Stored items
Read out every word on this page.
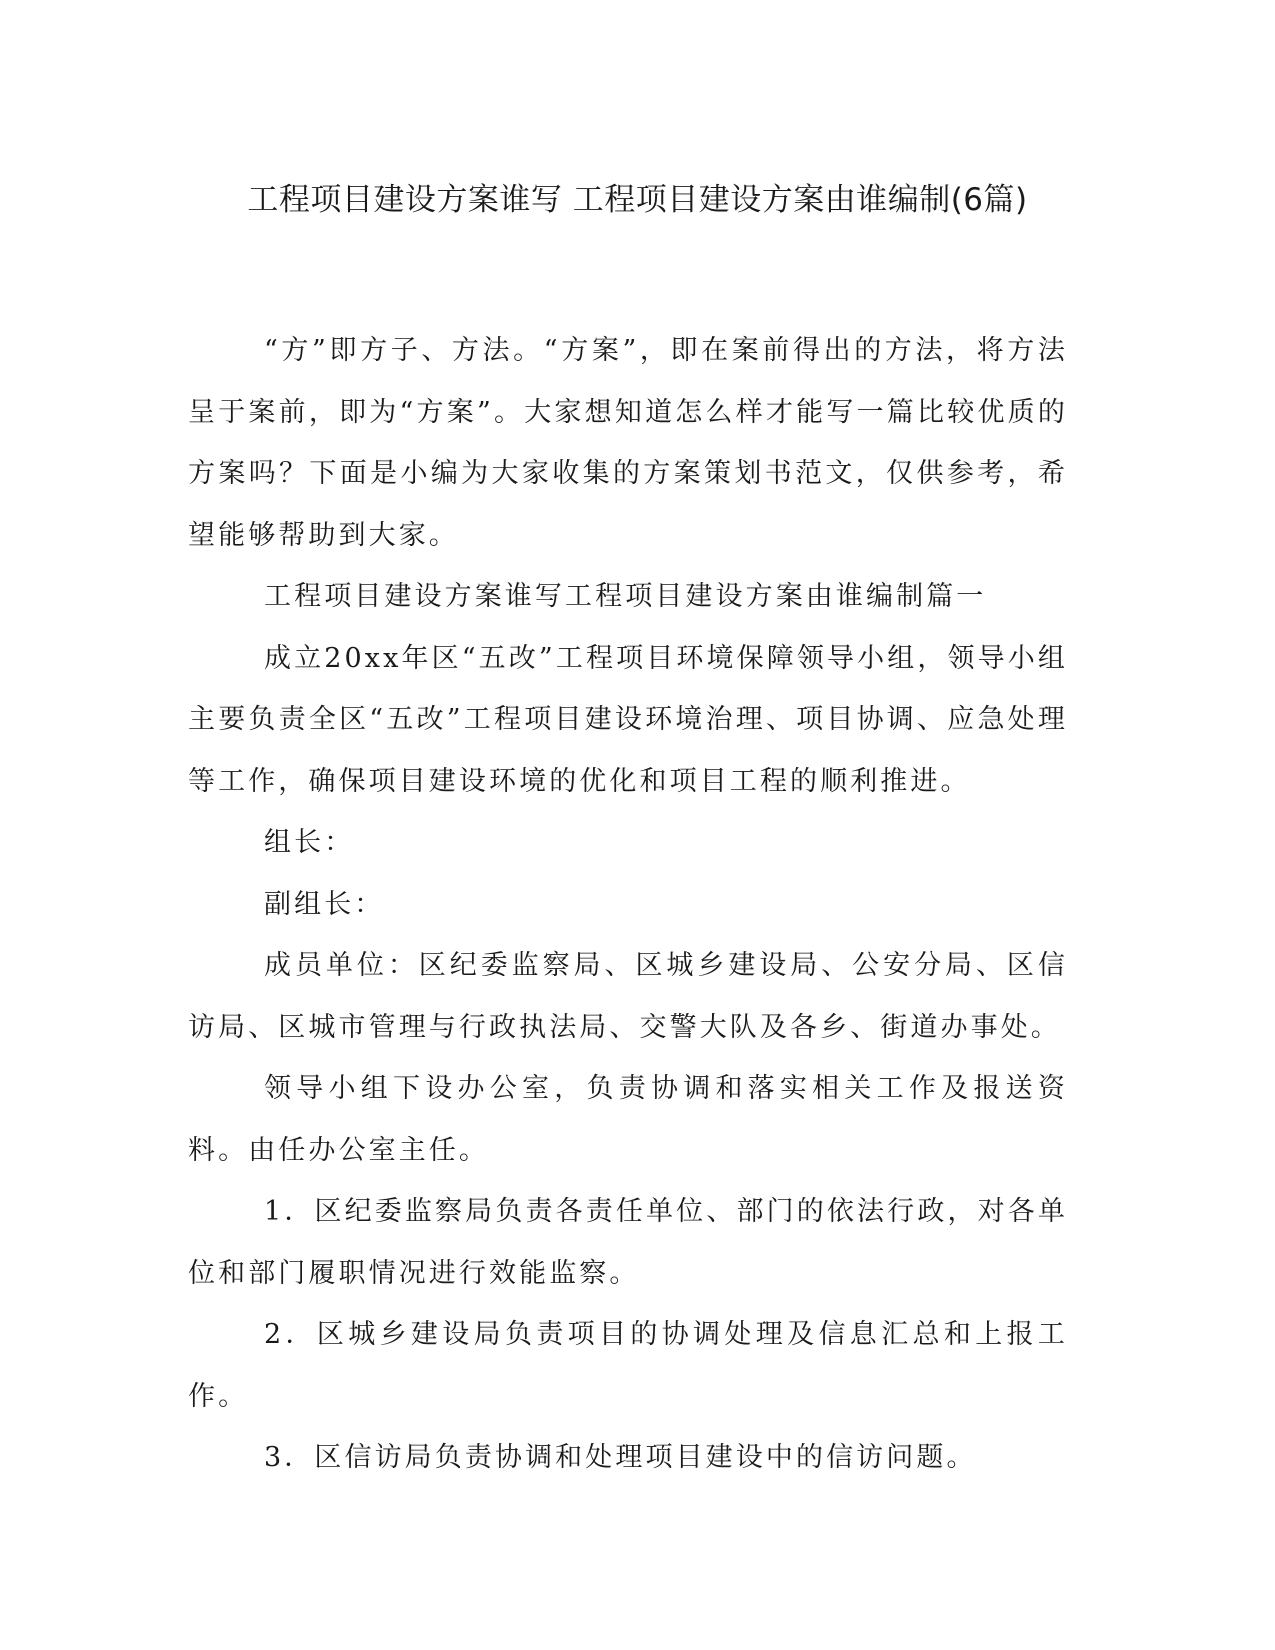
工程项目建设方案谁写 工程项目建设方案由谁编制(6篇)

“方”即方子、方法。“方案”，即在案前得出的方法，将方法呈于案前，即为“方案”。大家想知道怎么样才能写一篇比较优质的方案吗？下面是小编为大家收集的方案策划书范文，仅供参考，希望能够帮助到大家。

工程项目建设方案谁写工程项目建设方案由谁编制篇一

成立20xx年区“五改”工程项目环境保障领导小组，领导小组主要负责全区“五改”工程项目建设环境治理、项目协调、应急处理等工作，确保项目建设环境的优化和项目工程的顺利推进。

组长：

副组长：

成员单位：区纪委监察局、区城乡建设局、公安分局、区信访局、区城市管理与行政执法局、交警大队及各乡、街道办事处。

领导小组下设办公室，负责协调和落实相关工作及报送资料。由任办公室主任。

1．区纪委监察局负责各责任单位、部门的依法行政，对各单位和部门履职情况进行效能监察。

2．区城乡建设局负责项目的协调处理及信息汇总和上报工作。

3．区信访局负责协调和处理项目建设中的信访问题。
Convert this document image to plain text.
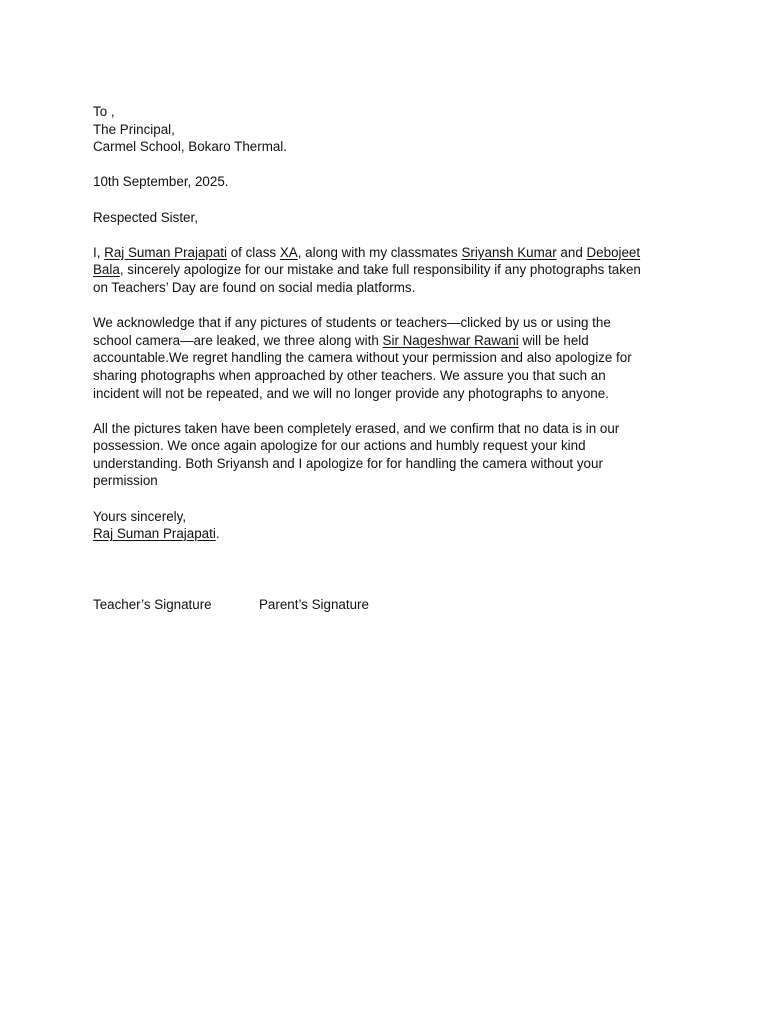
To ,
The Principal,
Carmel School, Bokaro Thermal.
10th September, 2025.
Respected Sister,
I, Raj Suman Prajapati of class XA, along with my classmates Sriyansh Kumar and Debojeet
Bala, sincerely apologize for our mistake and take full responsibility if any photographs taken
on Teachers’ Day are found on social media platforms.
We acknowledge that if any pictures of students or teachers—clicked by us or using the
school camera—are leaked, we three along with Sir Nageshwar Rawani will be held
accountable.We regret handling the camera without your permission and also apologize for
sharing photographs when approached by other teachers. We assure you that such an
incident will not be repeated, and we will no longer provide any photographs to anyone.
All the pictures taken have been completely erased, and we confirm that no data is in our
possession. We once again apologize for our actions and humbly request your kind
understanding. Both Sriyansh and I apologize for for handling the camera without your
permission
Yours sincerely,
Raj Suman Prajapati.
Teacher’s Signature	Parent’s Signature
...
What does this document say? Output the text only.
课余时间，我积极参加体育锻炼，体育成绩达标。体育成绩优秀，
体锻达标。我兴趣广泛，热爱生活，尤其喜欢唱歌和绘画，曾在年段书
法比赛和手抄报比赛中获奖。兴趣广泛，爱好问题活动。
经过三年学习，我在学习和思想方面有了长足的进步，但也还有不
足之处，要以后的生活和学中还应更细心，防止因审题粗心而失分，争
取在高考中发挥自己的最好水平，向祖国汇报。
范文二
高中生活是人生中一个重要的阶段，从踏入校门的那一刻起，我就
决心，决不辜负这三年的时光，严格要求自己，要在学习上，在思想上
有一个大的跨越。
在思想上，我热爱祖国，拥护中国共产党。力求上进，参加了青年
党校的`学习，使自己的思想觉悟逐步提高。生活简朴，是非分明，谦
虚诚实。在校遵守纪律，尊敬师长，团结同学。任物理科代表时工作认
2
--
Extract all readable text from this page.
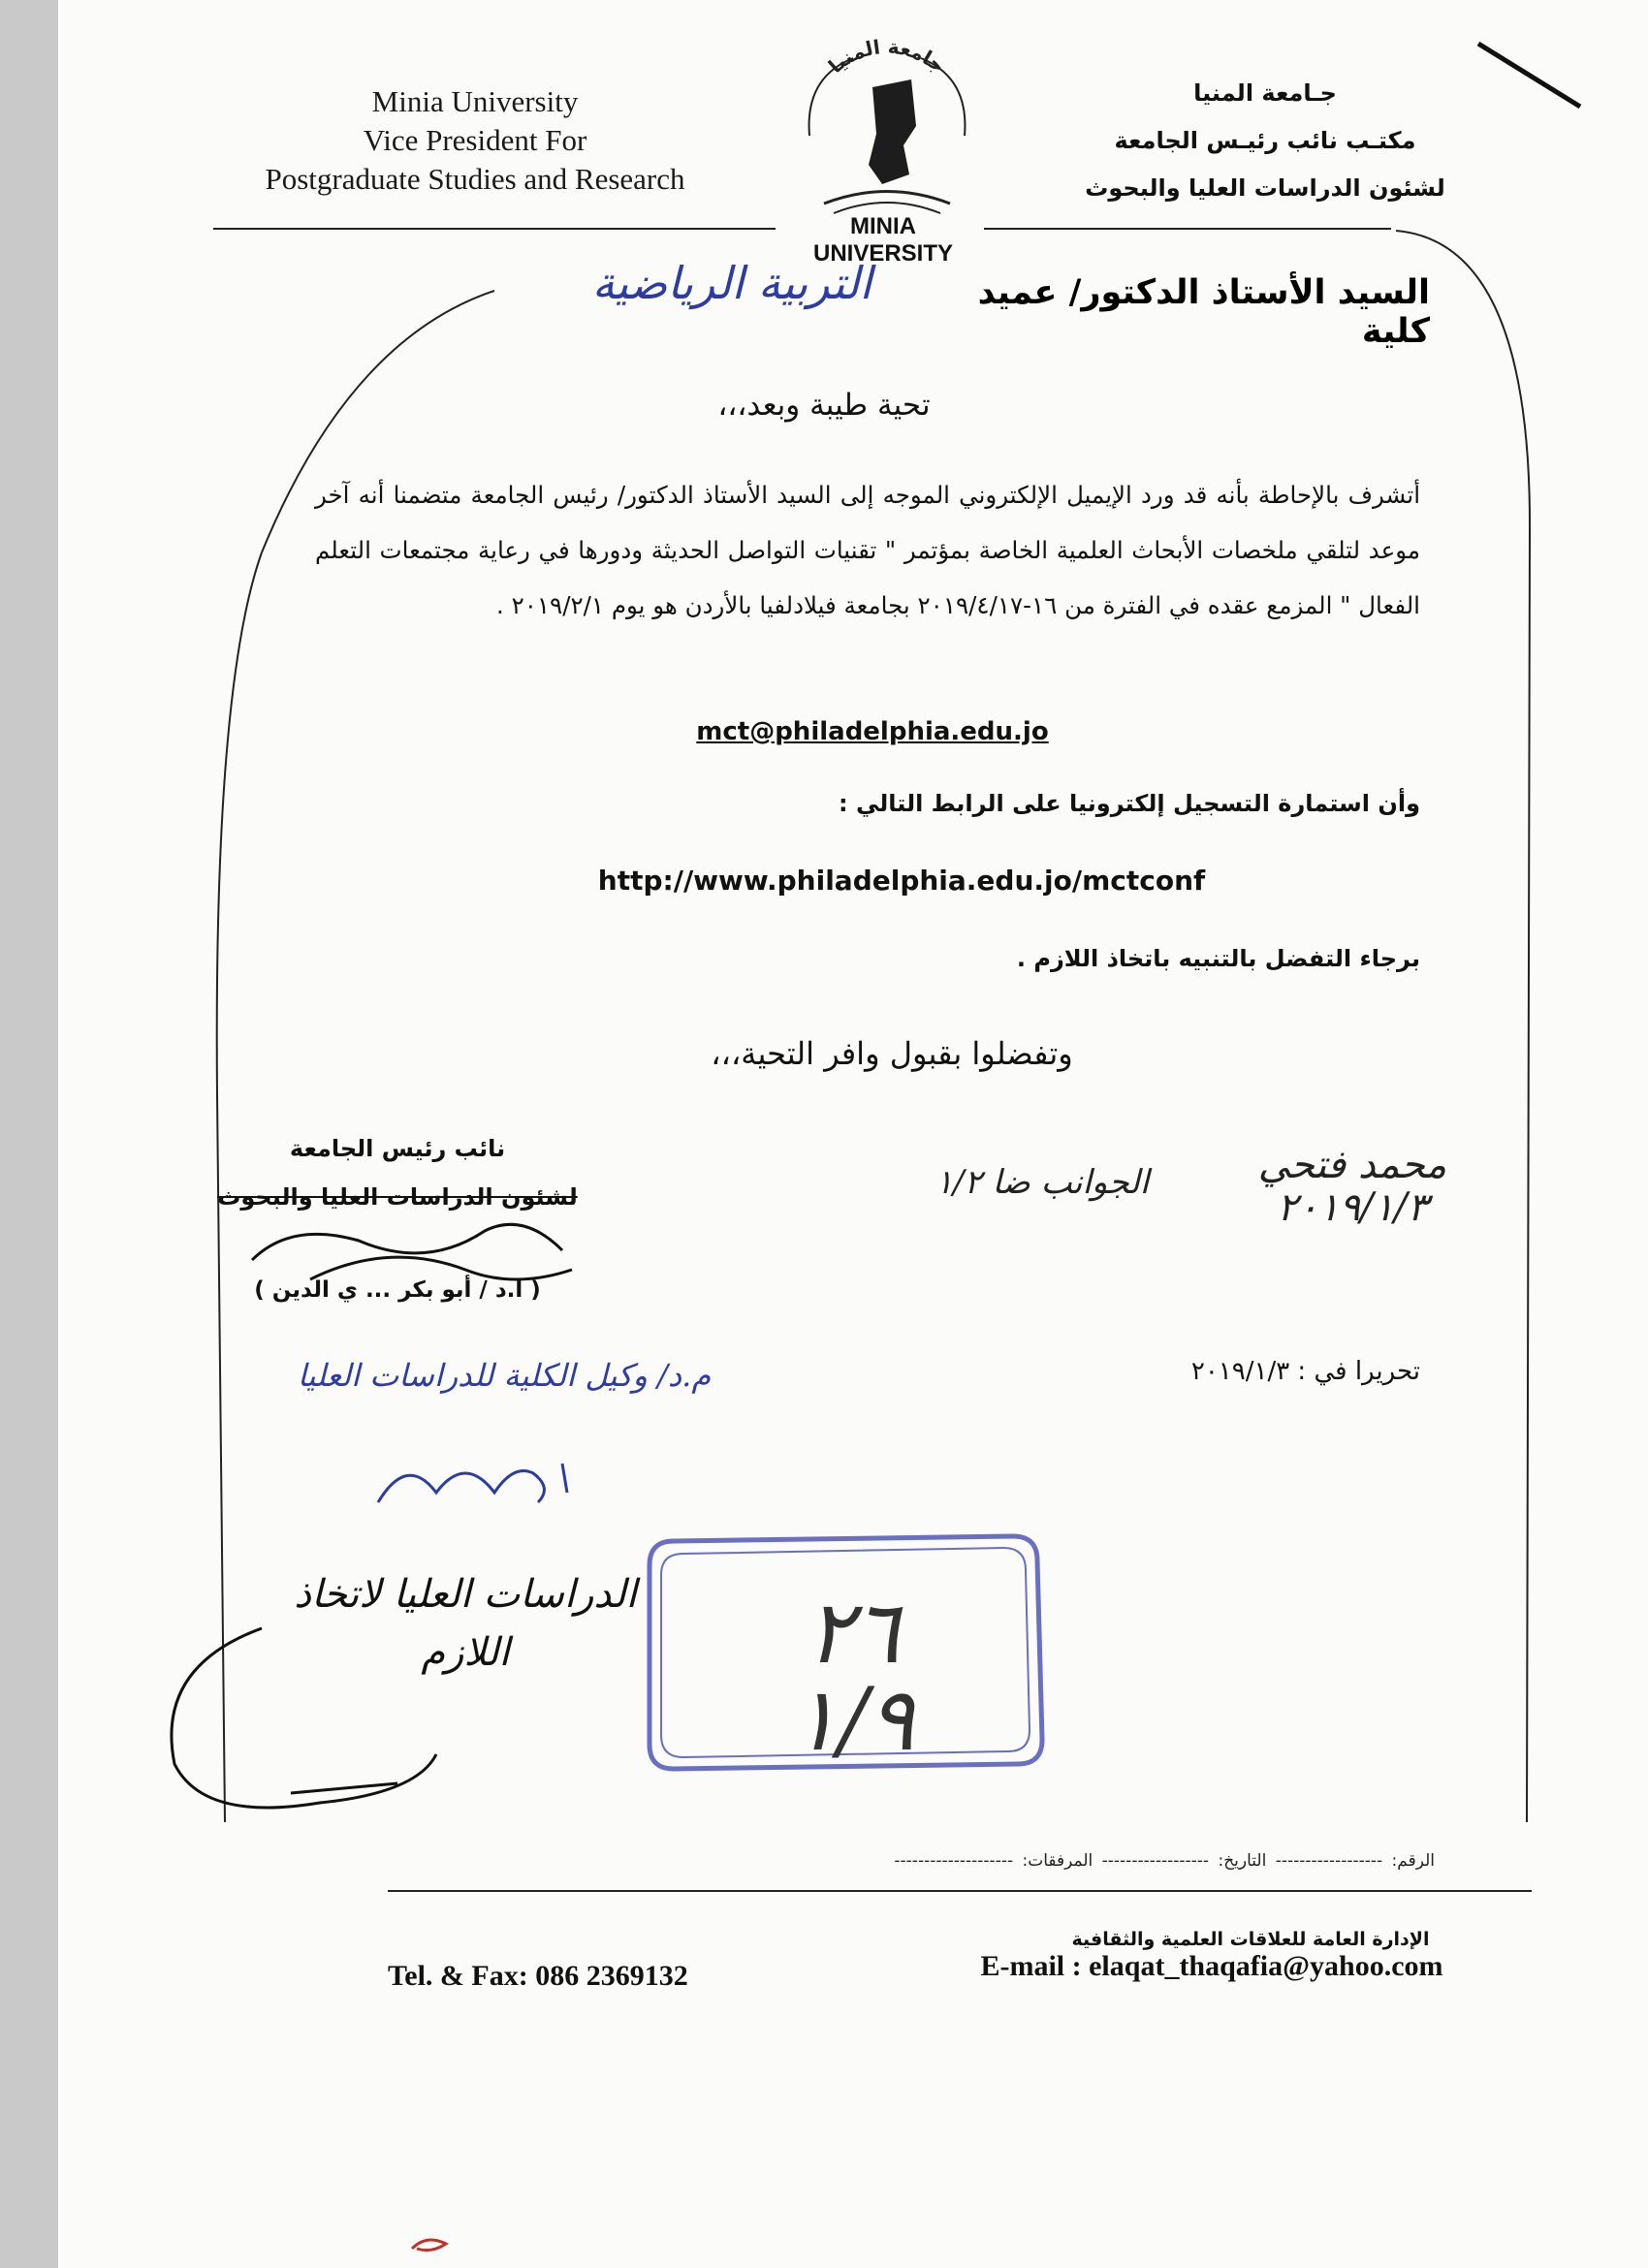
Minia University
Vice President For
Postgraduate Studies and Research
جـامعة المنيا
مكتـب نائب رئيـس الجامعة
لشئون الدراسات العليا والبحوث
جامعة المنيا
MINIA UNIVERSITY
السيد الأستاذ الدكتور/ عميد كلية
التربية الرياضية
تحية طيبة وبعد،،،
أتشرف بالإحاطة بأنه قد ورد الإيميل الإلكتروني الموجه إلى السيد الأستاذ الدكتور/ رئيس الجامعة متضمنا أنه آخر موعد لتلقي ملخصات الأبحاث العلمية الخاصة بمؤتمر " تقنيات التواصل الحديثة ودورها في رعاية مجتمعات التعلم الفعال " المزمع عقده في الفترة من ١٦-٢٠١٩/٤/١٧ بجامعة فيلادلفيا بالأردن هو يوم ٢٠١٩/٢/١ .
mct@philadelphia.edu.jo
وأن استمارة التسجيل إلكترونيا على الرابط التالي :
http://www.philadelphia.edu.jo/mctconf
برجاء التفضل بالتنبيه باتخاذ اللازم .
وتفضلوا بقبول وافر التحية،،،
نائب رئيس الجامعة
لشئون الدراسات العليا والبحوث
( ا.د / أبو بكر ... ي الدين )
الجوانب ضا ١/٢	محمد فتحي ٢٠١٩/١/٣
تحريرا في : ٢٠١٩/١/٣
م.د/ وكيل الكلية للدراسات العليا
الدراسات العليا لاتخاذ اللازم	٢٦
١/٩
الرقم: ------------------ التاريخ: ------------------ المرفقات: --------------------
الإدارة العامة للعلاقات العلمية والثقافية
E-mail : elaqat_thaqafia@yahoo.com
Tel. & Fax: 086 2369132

Exercise instructions: Identify every line where the string "العلمية" appears.

Solution to this task:
أتشرف بالإحاطة بأنه قد ورد الإيميل الإلكتروني الموجه إلى السيد الأستاذ الدكتور/ رئيس الجامعة متضمنا أنه آخر موعد لتلقي ملخصات الأبحاث العلمية الخاصة بمؤتمر " تقنيات التواصل الحديثة ودورها في رعاية مجتمعات التعلم الفعال " المزمع عقده في الفترة من ١٦-٢٠١٩/٤/١٧ بجامعة فيلادلفيا بالأردن هو يوم ٢٠١٩/٢/١ .
الإدارة العامة للعلاقات العلمية والثقافية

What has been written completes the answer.